- AIM OF THE TASK:
All records are to be retyped faithfully and completely.

[start of GIVEN DATA]

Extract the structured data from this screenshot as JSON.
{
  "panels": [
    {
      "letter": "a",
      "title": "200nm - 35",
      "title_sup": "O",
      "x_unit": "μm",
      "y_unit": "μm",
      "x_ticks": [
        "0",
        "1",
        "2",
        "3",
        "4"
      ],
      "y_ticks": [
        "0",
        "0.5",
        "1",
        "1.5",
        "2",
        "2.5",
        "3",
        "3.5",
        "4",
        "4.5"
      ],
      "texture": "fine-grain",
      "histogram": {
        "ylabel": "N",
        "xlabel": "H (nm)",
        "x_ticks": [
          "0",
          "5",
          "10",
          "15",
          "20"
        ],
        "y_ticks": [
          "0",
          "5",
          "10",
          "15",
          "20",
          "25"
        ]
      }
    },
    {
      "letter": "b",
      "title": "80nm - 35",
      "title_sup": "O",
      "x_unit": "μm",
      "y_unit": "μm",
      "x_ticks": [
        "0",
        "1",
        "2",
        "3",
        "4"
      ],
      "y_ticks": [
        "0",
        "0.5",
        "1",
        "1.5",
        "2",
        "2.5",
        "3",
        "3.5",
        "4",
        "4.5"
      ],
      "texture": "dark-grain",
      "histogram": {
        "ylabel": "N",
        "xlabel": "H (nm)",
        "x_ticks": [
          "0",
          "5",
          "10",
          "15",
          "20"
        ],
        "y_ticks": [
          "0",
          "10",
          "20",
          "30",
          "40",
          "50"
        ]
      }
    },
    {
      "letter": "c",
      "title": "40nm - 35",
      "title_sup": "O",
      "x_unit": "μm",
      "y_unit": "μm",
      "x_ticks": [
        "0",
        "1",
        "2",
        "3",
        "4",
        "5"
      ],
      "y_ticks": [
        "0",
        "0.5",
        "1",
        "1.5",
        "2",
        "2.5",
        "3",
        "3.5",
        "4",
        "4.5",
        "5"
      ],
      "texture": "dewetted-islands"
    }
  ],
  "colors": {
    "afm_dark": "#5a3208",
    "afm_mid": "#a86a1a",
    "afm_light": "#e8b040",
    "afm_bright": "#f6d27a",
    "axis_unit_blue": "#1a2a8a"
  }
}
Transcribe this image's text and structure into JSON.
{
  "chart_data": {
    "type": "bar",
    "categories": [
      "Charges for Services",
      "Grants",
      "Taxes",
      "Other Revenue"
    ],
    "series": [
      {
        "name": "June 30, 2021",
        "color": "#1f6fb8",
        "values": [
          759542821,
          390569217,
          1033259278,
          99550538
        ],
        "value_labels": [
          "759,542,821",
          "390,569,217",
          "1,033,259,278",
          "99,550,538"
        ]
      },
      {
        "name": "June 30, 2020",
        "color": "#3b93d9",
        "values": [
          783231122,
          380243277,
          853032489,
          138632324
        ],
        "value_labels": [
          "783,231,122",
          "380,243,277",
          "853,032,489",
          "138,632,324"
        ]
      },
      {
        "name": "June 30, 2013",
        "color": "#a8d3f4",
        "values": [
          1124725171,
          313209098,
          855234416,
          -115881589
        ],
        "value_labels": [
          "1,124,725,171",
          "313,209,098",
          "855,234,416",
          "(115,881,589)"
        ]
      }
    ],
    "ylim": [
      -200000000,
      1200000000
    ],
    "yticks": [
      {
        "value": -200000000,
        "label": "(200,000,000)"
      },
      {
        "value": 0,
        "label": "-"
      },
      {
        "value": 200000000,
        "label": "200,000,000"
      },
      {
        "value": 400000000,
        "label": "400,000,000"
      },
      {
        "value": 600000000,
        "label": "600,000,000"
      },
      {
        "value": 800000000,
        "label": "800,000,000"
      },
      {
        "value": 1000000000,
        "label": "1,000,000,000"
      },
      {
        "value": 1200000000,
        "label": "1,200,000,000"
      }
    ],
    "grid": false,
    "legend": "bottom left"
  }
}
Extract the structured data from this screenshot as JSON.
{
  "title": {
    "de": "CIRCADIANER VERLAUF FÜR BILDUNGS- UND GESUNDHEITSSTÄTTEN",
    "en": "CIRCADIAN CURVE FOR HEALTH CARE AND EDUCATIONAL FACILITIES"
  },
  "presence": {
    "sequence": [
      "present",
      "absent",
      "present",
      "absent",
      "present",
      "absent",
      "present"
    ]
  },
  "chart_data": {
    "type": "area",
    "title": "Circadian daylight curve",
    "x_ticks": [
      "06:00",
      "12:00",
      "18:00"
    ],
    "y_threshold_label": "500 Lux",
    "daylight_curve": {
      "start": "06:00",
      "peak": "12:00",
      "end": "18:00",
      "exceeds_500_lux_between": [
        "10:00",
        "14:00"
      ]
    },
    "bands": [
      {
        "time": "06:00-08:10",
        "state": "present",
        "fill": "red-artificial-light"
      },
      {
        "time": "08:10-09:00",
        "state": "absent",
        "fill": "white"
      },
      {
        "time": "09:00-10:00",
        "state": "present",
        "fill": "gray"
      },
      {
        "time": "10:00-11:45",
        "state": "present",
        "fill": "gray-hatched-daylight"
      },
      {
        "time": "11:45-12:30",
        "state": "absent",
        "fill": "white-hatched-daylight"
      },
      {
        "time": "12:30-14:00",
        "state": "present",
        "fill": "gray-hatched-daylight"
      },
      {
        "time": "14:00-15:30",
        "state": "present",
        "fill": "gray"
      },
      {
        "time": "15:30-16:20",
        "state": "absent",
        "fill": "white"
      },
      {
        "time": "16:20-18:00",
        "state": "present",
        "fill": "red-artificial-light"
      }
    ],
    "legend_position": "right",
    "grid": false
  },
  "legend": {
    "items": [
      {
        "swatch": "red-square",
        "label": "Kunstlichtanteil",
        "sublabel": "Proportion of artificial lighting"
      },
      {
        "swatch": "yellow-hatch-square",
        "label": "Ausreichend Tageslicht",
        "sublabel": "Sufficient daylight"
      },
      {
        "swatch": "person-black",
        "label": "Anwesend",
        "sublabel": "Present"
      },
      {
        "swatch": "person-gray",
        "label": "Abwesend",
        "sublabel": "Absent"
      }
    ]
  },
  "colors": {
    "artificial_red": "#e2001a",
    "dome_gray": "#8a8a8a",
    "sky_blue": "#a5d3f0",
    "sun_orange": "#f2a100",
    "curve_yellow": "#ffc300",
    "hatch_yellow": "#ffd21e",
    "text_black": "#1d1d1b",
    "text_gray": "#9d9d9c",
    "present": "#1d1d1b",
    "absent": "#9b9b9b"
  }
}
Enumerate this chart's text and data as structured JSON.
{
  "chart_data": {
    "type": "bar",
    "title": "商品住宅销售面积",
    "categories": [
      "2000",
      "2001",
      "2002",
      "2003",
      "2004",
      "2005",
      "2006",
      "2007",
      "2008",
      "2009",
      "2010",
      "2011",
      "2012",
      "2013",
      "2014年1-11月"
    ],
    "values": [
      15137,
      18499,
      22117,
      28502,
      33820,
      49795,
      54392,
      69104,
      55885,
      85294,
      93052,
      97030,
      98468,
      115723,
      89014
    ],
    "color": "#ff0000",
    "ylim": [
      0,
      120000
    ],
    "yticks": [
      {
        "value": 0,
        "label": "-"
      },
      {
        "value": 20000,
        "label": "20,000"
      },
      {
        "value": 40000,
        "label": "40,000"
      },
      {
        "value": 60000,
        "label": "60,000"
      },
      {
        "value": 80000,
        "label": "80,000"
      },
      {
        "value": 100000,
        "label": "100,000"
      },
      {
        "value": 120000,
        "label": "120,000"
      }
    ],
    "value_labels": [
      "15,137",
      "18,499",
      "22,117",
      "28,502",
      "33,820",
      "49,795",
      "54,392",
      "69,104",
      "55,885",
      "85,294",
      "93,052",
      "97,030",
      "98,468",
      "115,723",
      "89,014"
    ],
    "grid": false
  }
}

[end of GIVEN DATA]

- ANSWER FOR THE TASK:
Extract the structured data from this screenshot as JSON.
{
  "panels": [
    {
      "letter": "a",
      "title": "200nm - 35",
      "title_sup": "O",
      "x_unit": "μm",
      "y_unit": "μm",
      "x_ticks": [
        "0",
        "1",
        "2",
        "3",
        "4"
      ],
      "y_ticks": [
        "0",
        "0.5",
        "1",
        "1.5",
        "2",
        "2.5",
        "3",
        "3.5",
        "4",
        "4.5"
      ],
      "texture": "fine-grain",
      "histogram": {
        "ylabel": "N",
        "xlabel": "H (nm)",
        "x_ticks": [
          "0",
          "5",
          "10",
          "15",
          "20"
        ],
        "y_ticks": [
          "0",
          "5",
          "10",
          "15",
          "20",
          "25"
        ]
      }
    },
    {
      "letter": "b",
      "title": "80nm - 35",
      "title_sup": "O",
      "x_unit": "μm",
      "y_unit": "μm",
      "x_ticks": [
        "0",
        "1",
        "2",
        "3",
        "4"
      ],
      "y_ticks": [
        "0",
        "0.5",
        "1",
        "1.5",
        "2",
        "2.5",
        "3",
        "3.5",
        "4",
        "4.5"
      ],
      "texture": "dark-grain",
      "histogram": {
        "ylabel": "N",
        "xlabel": "H (nm)",
        "x_ticks": [
          "0",
          "5",
          "10",
          "15",
          "20"
        ],
        "y_ticks": [
          "0",
          "10",
          "20",
          "30",
          "40",
          "50"
        ]
      }
    },
    {
      "letter": "c",
      "title": "40nm - 35",
      "title_sup": "O",
      "x_unit": "μm",
      "y_unit": "μm",
      "x_ticks": [
        "0",
        "1",
        "2",
        "3",
        "4",
        "5"
      ],
      "y_ticks": [
        "0",
        "0.5",
        "1",
        "1.5",
        "2",
        "2.5",
        "3",
        "3.5",
        "4",
        "4.5",
        "5"
      ],
      "texture": "dewetted-islands"
    }
  ],
  "colors": {
    "afm_dark": "#5a3208",
    "afm_mid": "#a86a1a",
    "afm_light": "#e8b040",
    "afm_bright": "#f6d27a",
    "axis_unit_blue": "#1a2a8a"
  }
}
Transcribe this image's text and structure into JSON.
{
  "chart_data": {
    "type": "bar",
    "categories": [
      "Charges for Services",
      "Grants",
      "Taxes",
      "Other Revenue"
    ],
    "series": [
      {
        "name": "June 30, 2021",
        "color": "#1f6fb8",
        "values": [
          759542821,
          390569217,
          1033259278,
          99550538
        ],
        "value_labels": [
          "759,542,821",
          "390,569,217",
          "1,033,259,278",
          "99,550,538"
        ]
      },
      {
        "name": "June 30, 2020",
        "color": "#3b93d9",
        "values": [
          783231122,
          380243277,
          853032489,
          138632324
        ],
        "value_labels": [
          "783,231,122",
          "380,243,277",
          "853,032,489",
          "138,632,324"
        ]
      },
      {
        "name": "June 30, 2013",
        "color": "#a8d3f4",
        "values": [
          1124725171,
          313209098,
          855234416,
          -115881589
        ],
        "value_labels": [
          "1,124,725,171",
          "313,209,098",
          "855,234,416",
          "(115,881,589)"
        ]
      }
    ],
    "ylim": [
      -200000000,
      1200000000
    ],
    "yticks": [
      {
        "value": -200000000,
        "label": "(200,000,000)"
      },
      {
        "value": 0,
        "label": "-"
      },
      {
        "value": 200000000,
        "label": "200,000,000"
      },
      {
        "value": 400000000,
        "label": "400,000,000"
      },
      {
        "value": 600000000,
        "label": "600,000,000"
      },
      {
        "value": 800000000,
        "label": "800,000,000"
      },
      {
        "value": 1000000000,
        "label": "1,000,000,000"
      },
      {
        "value": 1200000000,
        "label": "1,200,000,000"
      }
    ],
    "grid": false,
    "legend": "bottom left"
  }
}
Extract the structured data from this screenshot as JSON.
{
  "title": {
    "de": "CIRCADIANER VERLAUF FÜR BILDUNGS- UND GESUNDHEITSSTÄTTEN",
    "en": "CIRCADIAN CURVE FOR HEALTH CARE AND EDUCATIONAL FACILITIES"
  },
  "presence": {
    "sequence": [
      "present",
      "absent",
      "present",
      "absent",
      "present",
      "absent",
      "present"
    ]
  },
  "chart_data": {
    "type": "area",
    "title": "Circadian daylight curve",
    "x_ticks": [
      "06:00",
      "12:00",
      "18:00"
    ],
    "y_threshold_label": "500 Lux",
    "daylight_curve": {
      "start": "06:00",
      "peak": "12:00",
      "end": "18:00",
      "exceeds_500_lux_between": [
        "10:00",
        "14:00"
      ]
    },
    "bands": [
      {
        "time": "06:00-08:10",
        "state": "present",
        "fill": "red-artificial-light"
      },
      {
        "time": "08:10-09:00",
        "state": "absent",
        "fill": "white"
      },
      {
        "time": "09:00-10:00",
        "state": "present",
        "fill": "gray"
      },
      {
        "time": "10:00-11:45",
        "state": "present",
        "fill": "gray-hatched-daylight"
      },
      {
        "time": "11:45-12:30",
        "state": "absent",
        "fill": "white-hatched-daylight"
      },
      {
        "time": "12:30-14:00",
        "state": "present",
        "fill": "gray-hatched-daylight"
      },
      {
        "time": "14:00-15:30",
        "state": "present",
        "fill": "gray"
      },
      {
        "time": "15:30-16:20",
        "state": "absent",
        "fill": "white"
      },
      {
        "time": "16:20-18:00",
        "state": "present",
        "fill": "red-artificial-light"
      }
    ],
    "legend_position": "right",
    "grid": false
  },
  "legend": {
    "items": [
      {
        "swatch": "red-square",
        "label": "Kunstlichtanteil",
        "sublabel": "Proportion of artificial lighting"
      },
      {
        "swatch": "yellow-hatch-square",
        "label": "Ausreichend Tageslicht",
        "sublabel": "Sufficient daylight"
      },
      {
        "swatch": "person-black",
        "label": "Anwesend",
        "sublabel": "Present"
      },
      {
        "swatch": "person-gray",
        "label": "Abwesend",
        "sublabel": "Absent"
      }
    ]
  },
  "colors": {
    "artificial_red": "#e2001a",
    "dome_gray": "#8a8a8a",
    "sky_blue": "#a5d3f0",
    "sun_orange": "#f2a100",
    "curve_yellow": "#ffc300",
    "hatch_yellow": "#ffd21e",
    "text_black": "#1d1d1b",
    "text_gray": "#9d9d9c",
    "present": "#1d1d1b",
    "absent": "#9b9b9b"
  }
}
Enumerate this chart's text and data as structured JSON.
{
  "chart_data": {
    "type": "bar",
    "title": "商品住宅销售面积",
    "categories": [
      "2000",
      "2001",
      "2002",
      "2003",
      "2004",
      "2005",
      "2006",
      "2007",
      "2008",
      "2009",
      "2010",
      "2011",
      "2012",
      "2013",
      "2014年1-11月"
    ],
    "values": [
      15137,
      18499,
      22117,
      28502,
      33820,
      49795,
      54392,
      69104,
      55885,
      85294,
      93052,
      97030,
      98468,
      115723,
      89014
    ],
    "color": "#ff0000",
    "ylim": [
      0,
      120000
    ],
    "yticks": [
      {
        "value": 0,
        "label": "-"
      },
      {
        "value": 20000,
        "label": "20,000"
      },
      {
        "value": 40000,
        "label": "40,000"
      },
      {
        "value": 60000,
        "label": "60,000"
      },
      {
        "value": 80000,
        "label": "80,000"
      },
      {
        "value": 100000,
        "label": "100,000"
      },
      {
        "value": 120000,
        "label": "120,000"
      }
    ],
    "value_labels": [
      "15,137",
      "18,499",
      "22,117",
      "28,502",
      "33,820",
      "49,795",
      "54,392",
      "69,104",
      "55,885",
      "85,294",
      "93,052",
      "97,030",
      "98,468",
      "115,723",
      "89,014"
    ],
    "grid": false
  }
}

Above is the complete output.